Written exercise: Set down the full listing exactly, character for character.

— START Material shown —

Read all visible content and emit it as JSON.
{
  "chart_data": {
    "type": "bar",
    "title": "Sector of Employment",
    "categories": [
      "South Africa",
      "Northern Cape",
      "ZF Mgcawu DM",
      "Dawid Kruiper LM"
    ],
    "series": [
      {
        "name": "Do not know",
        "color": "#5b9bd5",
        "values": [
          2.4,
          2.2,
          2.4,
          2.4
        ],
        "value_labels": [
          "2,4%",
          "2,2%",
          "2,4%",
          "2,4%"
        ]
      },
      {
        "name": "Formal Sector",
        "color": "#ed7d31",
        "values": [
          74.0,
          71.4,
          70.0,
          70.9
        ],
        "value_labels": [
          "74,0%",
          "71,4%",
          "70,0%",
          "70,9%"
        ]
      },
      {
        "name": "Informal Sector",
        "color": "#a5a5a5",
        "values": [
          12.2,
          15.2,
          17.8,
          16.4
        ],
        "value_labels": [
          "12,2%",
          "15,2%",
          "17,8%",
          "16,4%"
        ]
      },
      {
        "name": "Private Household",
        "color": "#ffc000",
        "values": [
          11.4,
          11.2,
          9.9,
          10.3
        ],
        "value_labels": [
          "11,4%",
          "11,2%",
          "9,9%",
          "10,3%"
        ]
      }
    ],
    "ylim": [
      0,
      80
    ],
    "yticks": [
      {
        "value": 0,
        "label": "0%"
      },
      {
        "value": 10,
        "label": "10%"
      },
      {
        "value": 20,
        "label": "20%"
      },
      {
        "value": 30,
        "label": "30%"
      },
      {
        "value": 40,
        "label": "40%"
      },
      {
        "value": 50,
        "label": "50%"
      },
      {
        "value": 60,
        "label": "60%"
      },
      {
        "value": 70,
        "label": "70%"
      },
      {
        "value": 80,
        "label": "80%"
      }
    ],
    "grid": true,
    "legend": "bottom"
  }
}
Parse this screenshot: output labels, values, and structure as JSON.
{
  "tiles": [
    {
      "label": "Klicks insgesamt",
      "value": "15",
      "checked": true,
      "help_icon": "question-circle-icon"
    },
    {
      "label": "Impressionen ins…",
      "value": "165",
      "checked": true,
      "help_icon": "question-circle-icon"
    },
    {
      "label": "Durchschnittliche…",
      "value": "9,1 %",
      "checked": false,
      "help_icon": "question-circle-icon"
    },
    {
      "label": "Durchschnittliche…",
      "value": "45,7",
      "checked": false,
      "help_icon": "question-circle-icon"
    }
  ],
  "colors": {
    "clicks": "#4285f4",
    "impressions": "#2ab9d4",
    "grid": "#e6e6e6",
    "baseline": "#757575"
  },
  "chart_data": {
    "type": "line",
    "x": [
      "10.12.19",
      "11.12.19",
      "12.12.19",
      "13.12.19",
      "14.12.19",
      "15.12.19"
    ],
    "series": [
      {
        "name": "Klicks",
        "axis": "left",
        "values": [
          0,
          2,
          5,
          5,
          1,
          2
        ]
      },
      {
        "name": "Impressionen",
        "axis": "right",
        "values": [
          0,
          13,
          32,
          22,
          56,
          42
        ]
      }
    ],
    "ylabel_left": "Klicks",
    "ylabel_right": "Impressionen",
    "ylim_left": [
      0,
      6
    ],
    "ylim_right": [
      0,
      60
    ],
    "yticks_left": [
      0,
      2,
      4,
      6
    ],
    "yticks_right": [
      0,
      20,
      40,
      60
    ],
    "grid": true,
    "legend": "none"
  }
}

— END Material shown —

Solution for this problem:
Read all visible content and emit it as JSON.
{
  "chart_data": {
    "type": "bar",
    "title": "Sector of Employment",
    "categories": [
      "South Africa",
      "Northern Cape",
      "ZF Mgcawu DM",
      "Dawid Kruiper LM"
    ],
    "series": [
      {
        "name": "Do not know",
        "color": "#5b9bd5",
        "values": [
          2.4,
          2.2,
          2.4,
          2.4
        ],
        "value_labels": [
          "2,4%",
          "2,2%",
          "2,4%",
          "2,4%"
        ]
      },
      {
        "name": "Formal Sector",
        "color": "#ed7d31",
        "values": [
          74.0,
          71.4,
          70.0,
          70.9
        ],
        "value_labels": [
          "74,0%",
          "71,4%",
          "70,0%",
          "70,9%"
        ]
      },
      {
        "name": "Informal Sector",
        "color": "#a5a5a5",
        "values": [
          12.2,
          15.2,
          17.8,
          16.4
        ],
        "value_labels": [
          "12,2%",
          "15,2%",
          "17,8%",
          "16,4%"
        ]
      },
      {
        "name": "Private Household",
        "color": "#ffc000",
        "values": [
          11.4,
          11.2,
          9.9,
          10.3
        ],
        "value_labels": [
          "11,4%",
          "11,2%",
          "9,9%",
          "10,3%"
        ]
      }
    ],
    "ylim": [
      0,
      80
    ],
    "yticks": [
      {
        "value": 0,
        "label": "0%"
      },
      {
        "value": 10,
        "label": "10%"
      },
      {
        "value": 20,
        "label": "20%"
      },
      {
        "value": 30,
        "label": "30%"
      },
      {
        "value": 40,
        "label": "40%"
      },
      {
        "value": 50,
        "label": "50%"
      },
      {
        "value": 60,
        "label": "60%"
      },
      {
        "value": 70,
        "label": "70%"
      },
      {
        "value": 80,
        "label": "80%"
      }
    ],
    "grid": true,
    "legend": "bottom"
  }
}
Parse this screenshot: output labels, values, and structure as JSON.
{
  "tiles": [
    {
      "label": "Klicks insgesamt",
      "value": "15",
      "checked": true,
      "help_icon": "question-circle-icon"
    },
    {
      "label": "Impressionen ins…",
      "value": "165",
      "checked": true,
      "help_icon": "question-circle-icon"
    },
    {
      "label": "Durchschnittliche…",
      "value": "9,1 %",
      "checked": false,
      "help_icon": "question-circle-icon"
    },
    {
      "label": "Durchschnittliche…",
      "value": "45,7",
      "checked": false,
      "help_icon": "question-circle-icon"
    }
  ],
  "colors": {
    "clicks": "#4285f4",
    "impressions": "#2ab9d4",
    "grid": "#e6e6e6",
    "baseline": "#757575"
  },
  "chart_data": {
    "type": "line",
    "x": [
      "10.12.19",
      "11.12.19",
      "12.12.19",
      "13.12.19",
      "14.12.19",
      "15.12.19"
    ],
    "series": [
      {
        "name": "Klicks",
        "axis": "left",
        "values": [
          0,
          2,
          5,
          5,
          1,
          2
        ]
      },
      {
        "name": "Impressionen",
        "axis": "right",
        "values": [
          0,
          13,
          32,
          22,
          56,
          42
        ]
      }
    ],
    "ylabel_left": "Klicks",
    "ylabel_right": "Impressionen",
    "ylim_left": [
      0,
      6
    ],
    "ylim_right": [
      0,
      60
    ],
    "yticks_left": [
      0,
      2,
      4,
      6
    ],
    "yticks_right": [
      0,
      20,
      40,
      60
    ],
    "grid": true,
    "legend": "none"
  }
}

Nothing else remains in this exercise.